◆ DIRECTIONS ◆
Reproduce each record below exactly as written.

Data records:
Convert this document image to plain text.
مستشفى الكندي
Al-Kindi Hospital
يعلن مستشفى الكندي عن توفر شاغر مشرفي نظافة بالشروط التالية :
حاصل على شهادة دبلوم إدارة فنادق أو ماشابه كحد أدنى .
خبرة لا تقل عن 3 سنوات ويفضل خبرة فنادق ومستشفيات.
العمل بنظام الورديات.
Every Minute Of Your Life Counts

◆ SOLUTION BELOW ◆
Convert this document image to plain text.
مستشفى الكندي
Al-Kindi Hospital
يعلن مستشفى الكندي عن توفر شاغر مشرفي نظافة بالشروط التالية :
حاصل على شهادة دبلوم إدارة فنادق أو ماشابه كحد أدنى .
خبرة لا تقل عن 3 سنوات ويفضل خبرة فنادق ومستشفيات.
العمل بنظام الورديات.
Every Minute Of Your Life Counts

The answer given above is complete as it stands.